◆ Required task
Reproduce each line of the material exactly, minus any picture.
═══ Input records
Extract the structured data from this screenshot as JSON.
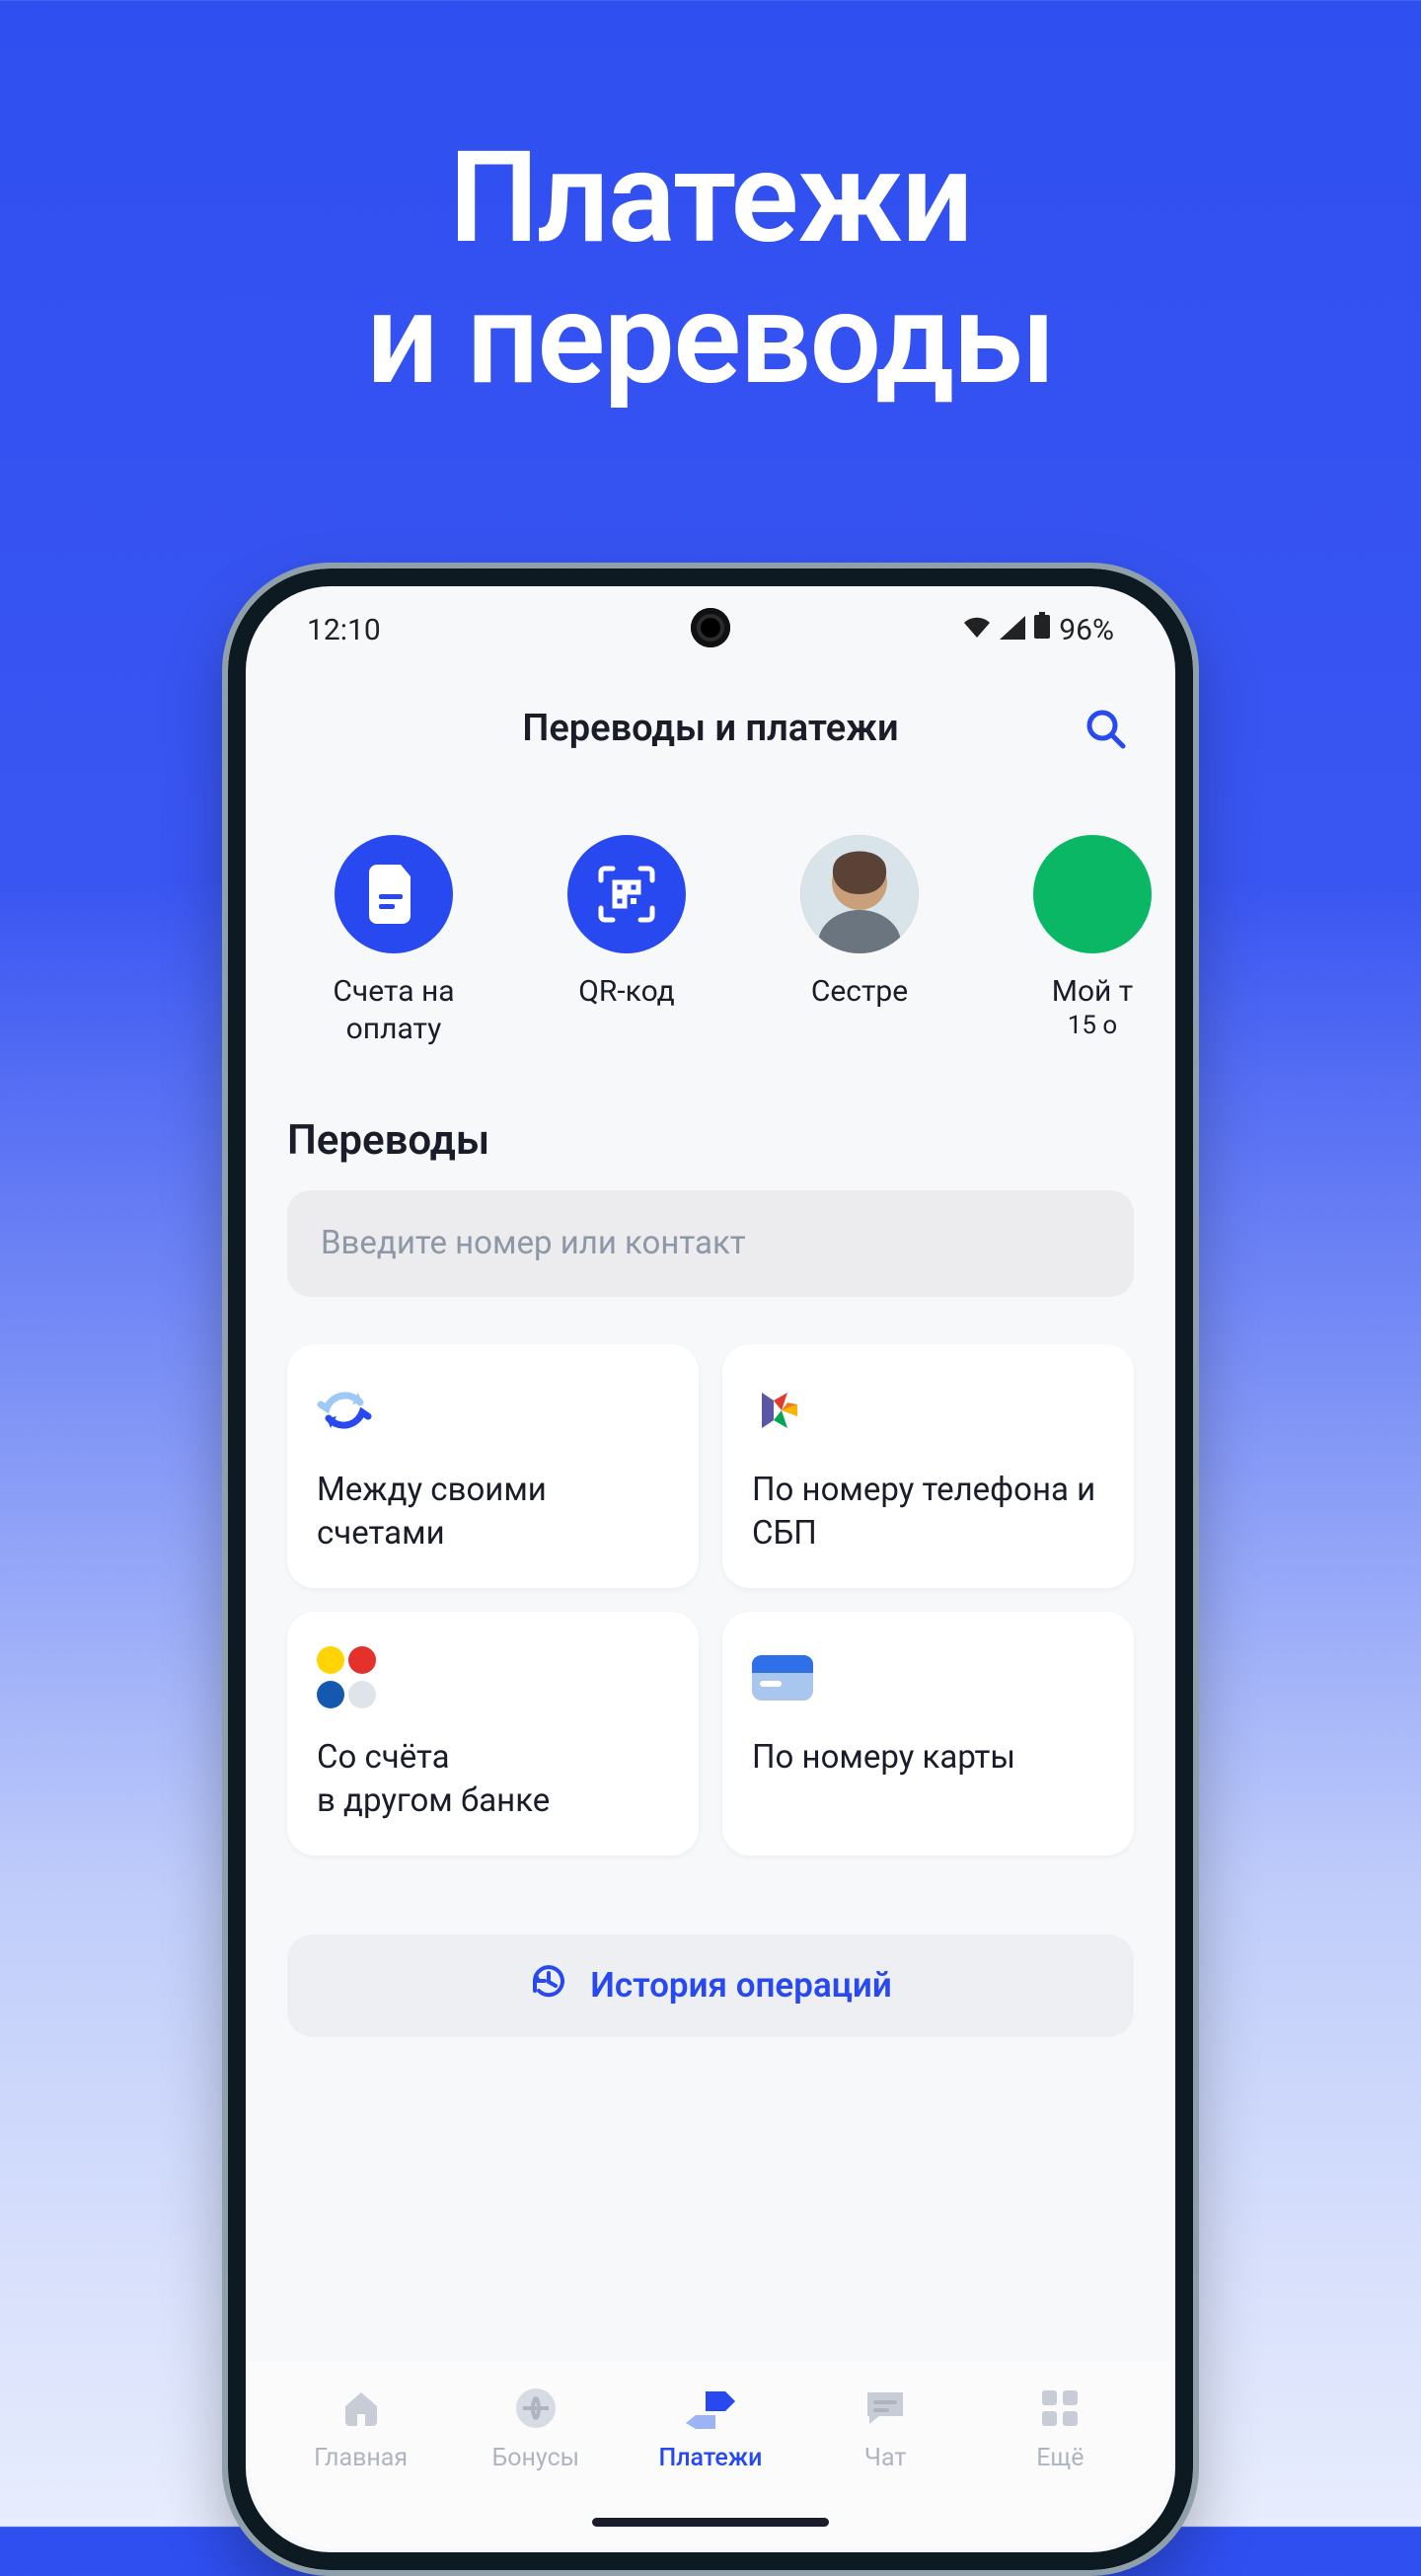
{
  "promo": {
    "line1": "Платежи",
    "line2": "и переводы"
  },
  "status": {
    "time": "12:10",
    "battery": "96%"
  },
  "header": {
    "title": "Переводы и платежи"
  },
  "quick": {
    "items": [
      {
        "label": "Счета на\nоплату"
      },
      {
        "label": "QR-код"
      },
      {
        "label": "Сестре"
      },
      {
        "label": "Мой т",
        "sub": "15 о"
      }
    ]
  },
  "transfers": {
    "section_title": "Переводы",
    "input_placeholder": "Введите номер или контакт",
    "tiles": [
      {
        "label": "Между своими счетами"
      },
      {
        "label": "По номеру телефона и СБП"
      },
      {
        "label": "Со счёта\nв другом банке"
      },
      {
        "label": "По номеру карты"
      }
    ],
    "history_label": "История операций"
  },
  "nav": {
    "items": [
      {
        "label": "Главная"
      },
      {
        "label": "Бонусы"
      },
      {
        "label": "Платежи"
      },
      {
        "label": "Чат"
      },
      {
        "label": "Ещё"
      }
    ]
  }
}
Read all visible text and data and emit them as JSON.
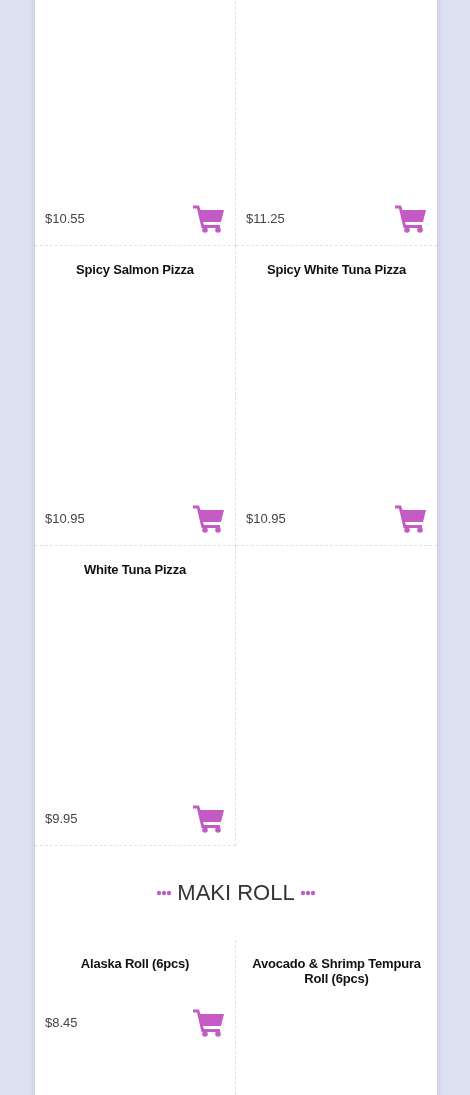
{
  "sections": [
    {
      "items": [
        {
          "price": "$10.55"
        },
        {
          "price": "$11.25"
        },
        {
          "name": "Spicy Salmon Pizza",
          "price": "$10.95"
        },
        {
          "name": "Spicy White Tuna Pizza",
          "price": "$10.95"
        },
        {
          "name": "White Tuna Pizza",
          "price": "$9.95"
        }
      ]
    },
    {
      "heading": "MAKI ROLL",
      "items": [
        {
          "name": "Alaska Roll (6pcs)",
          "price": "$8.45"
        },
        {
          "name": "Avocado & Shrimp Tempura Roll (6pcs)"
        }
      ]
    }
  ]
}
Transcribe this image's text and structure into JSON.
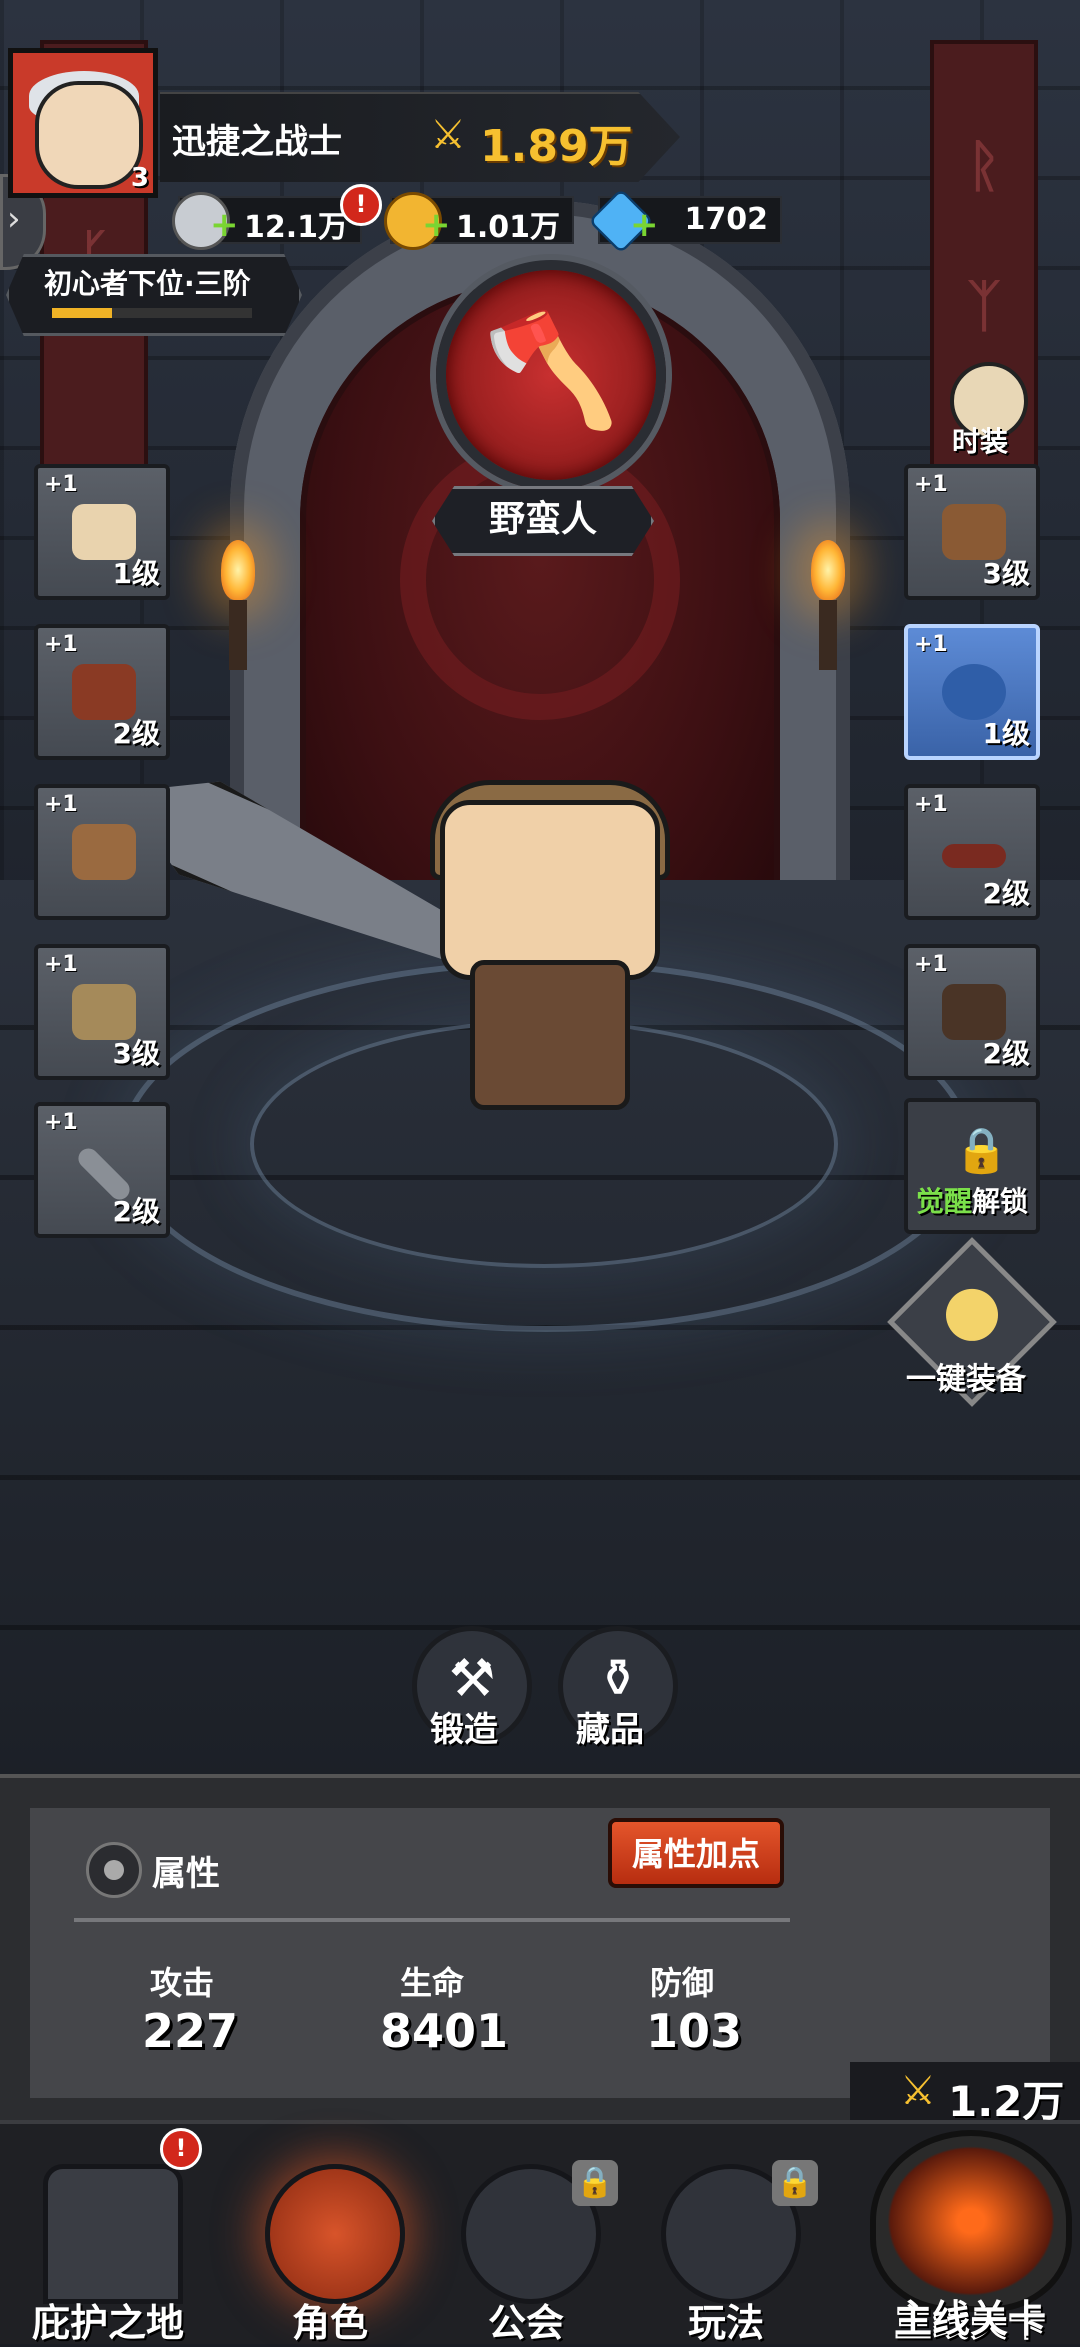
{
  "player": {
    "name": "迅捷之战士",
    "level": "3",
    "power": "1.89万"
  },
  "resources": [
    {
      "icon": "silver-coin-icon",
      "value": "12.1万",
      "color": "#c8ccd2"
    },
    {
      "icon": "gold-coin-icon",
      "value": "1.01万",
      "color": "#f2b531"
    },
    {
      "icon": "diamond-icon",
      "value": "1702",
      "color": "#4fb2f5"
    }
  ],
  "rank": {
    "title": "初心者下位·三阶",
    "progress": 0.3
  },
  "hero_class": {
    "icon": "axe-icon",
    "name": "野蛮人"
  },
  "costume_label": "时装",
  "left_slots": [
    {
      "plus": "+1",
      "level": "1级",
      "icon": "helmet-icon"
    },
    {
      "plus": "+1",
      "level": "2级",
      "icon": "shoulder-guard-icon"
    },
    {
      "plus": "+1",
      "level": "",
      "icon": "bracer-icon"
    },
    {
      "plus": "+1",
      "level": "3级",
      "icon": "armor-icon"
    },
    {
      "plus": "+1",
      "level": "2级",
      "icon": "spear-icon"
    }
  ],
  "right_slots": [
    {
      "plus": "+1",
      "level": "3级",
      "icon": "gauntlet-icon",
      "rarity": "normal"
    },
    {
      "plus": "+1",
      "level": "1级",
      "icon": "spiked-ball-icon",
      "rarity": "blue"
    },
    {
      "plus": "+1",
      "level": "2级",
      "icon": "belt-icon",
      "rarity": "normal"
    },
    {
      "plus": "+1",
      "level": "2级",
      "icon": "boots-icon",
      "rarity": "normal"
    }
  ],
  "awaken_slot": {
    "awaken": "觉醒",
    "unlock": "解锁"
  },
  "equip_all_label": "一键装备",
  "actions": {
    "forge": "锻造",
    "collection": "藏品"
  },
  "attributes": {
    "title": "属性",
    "button": "属性加点",
    "stats": [
      {
        "label": "攻击",
        "value": "227"
      },
      {
        "label": "生命",
        "value": "8401"
      },
      {
        "label": "防御",
        "value": "103"
      }
    ]
  },
  "stage_power": "1.2万",
  "nav": {
    "sanctuary": "庇护之地",
    "character": "角色",
    "guild": "公会",
    "play": "玩法",
    "main_stage": "主线关卡"
  },
  "alert_mark": "!"
}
══════
◆ Exercise output
Extract the structured data from this screenshot as JSON.
{
  "promo": {
    "line1": "Платежи",
    "line2": "и переводы"
  },
  "status": {
    "time": "12:10",
    "battery": "96%"
  },
  "header": {
    "title": "Переводы и платежи"
  },
  "quick": {
    "items": [
      {
        "label": "Счета на\nоплату"
      },
      {
        "label": "QR-код"
      },
      {
        "label": "Сестре"
      },
      {
        "label": "Мой т",
        "sub": "15 о"
      }
    ]
  },
  "transfers": {
    "section_title": "Переводы",
    "input_placeholder": "Введите номер или контакт",
    "tiles": [
      {
        "label": "Между своими счетами"
      },
      {
        "label": "По номеру телефона и СБП"
      },
      {
        "label": "Со счёта\nв другом банке"
      },
      {
        "label": "По номеру карты"
      }
    ],
    "history_label": "История операций"
  },
  "nav": {
    "items": [
      {
        "label": "Главная"
      },
      {
        "label": "Бонусы"
      },
      {
        "label": "Платежи"
      },
      {
        "label": "Чат"
      },
      {
        "label": "Ещё"
      }
    ]
  }
}
Read all visible text and data and emit them as JSON.
{
  "sections": [
    {
      "items": [
        {
          "price": "$10.55"
        },
        {
          "price": "$11.25"
        },
        {
          "name": "Spicy Salmon Pizza",
          "price": "$10.95"
        },
        {
          "name": "Spicy White Tuna Pizza",
          "price": "$10.95"
        },
        {
          "name": "White Tuna Pizza",
          "price": "$9.95"
        }
      ]
    },
    {
      "heading": "MAKI ROLL",
      "items": [
        {
          "name": "Alaska Roll (6pcs)",
          "price": "$8.45"
        },
        {
          "name": "Avocado & Shrimp Tempura Roll (6pcs)"
        }
      ]
    }
  ]
}
Transcribe this image's text and structure into JSON.
{
  "player": {
    "name": "迅捷之战士",
    "level": "3",
    "power": "1.89万"
  },
  "resources": [
    {
      "icon": "silver-coin-icon",
      "value": "12.1万",
      "color": "#c8ccd2"
    },
    {
      "icon": "gold-coin-icon",
      "value": "1.01万",
      "color": "#f2b531"
    },
    {
      "icon": "diamond-icon",
      "value": "1702",
      "color": "#4fb2f5"
    }
  ],
  "rank": {
    "title": "初心者下位·三阶",
    "progress": 0.3
  },
  "hero_class": {
    "icon": "axe-icon",
    "name": "野蛮人"
  },
  "costume_label": "时装",
  "left_slots": [
    {
      "plus": "+1",
      "level": "1级",
      "icon": "helmet-icon"
    },
    {
      "plus": "+1",
      "level": "2级",
      "icon": "shoulder-guard-icon"
    },
    {
      "plus": "+1",
      "level": "",
      "icon": "bracer-icon"
    },
    {
      "plus": "+1",
      "level": "3级",
      "icon": "armor-icon"
    },
    {
      "plus": "+1",
      "level": "2级",
      "icon": "spear-icon"
    }
  ],
  "right_slots": [
    {
      "plus": "+1",
      "level": "3级",
      "icon": "gauntlet-icon",
      "rarity": "normal"
    },
    {
      "plus": "+1",
      "level": "1级",
      "icon": "spiked-ball-icon",
      "rarity": "blue"
    },
    {
      "plus": "+1",
      "level": "2级",
      "icon": "belt-icon",
      "rarity": "normal"
    },
    {
      "plus": "+1",
      "level": "2级",
      "icon": "boots-icon",
      "rarity": "normal"
    }
  ],
  "awaken_slot": {
    "awaken": "觉醒",
    "unlock": "解锁"
  },
  "equip_all_label": "一键装备",
  "actions": {
    "forge": "锻造",
    "collection": "藏品"
  },
  "attributes": {
    "title": "属性",
    "button": "属性加点",
    "stats": [
      {
        "label": "攻击",
        "value": "227"
      },
      {
        "label": "生命",
        "value": "8401"
      },
      {
        "label": "防御",
        "value": "103"
      }
    ]
  },
  "stage_power": "1.2万",
  "nav": {
    "sanctuary": "庇护之地",
    "character": "角色",
    "guild": "公会",
    "play": "玩法",
    "main_stage": "主线关卡"
  },
  "alert_mark": "!"
}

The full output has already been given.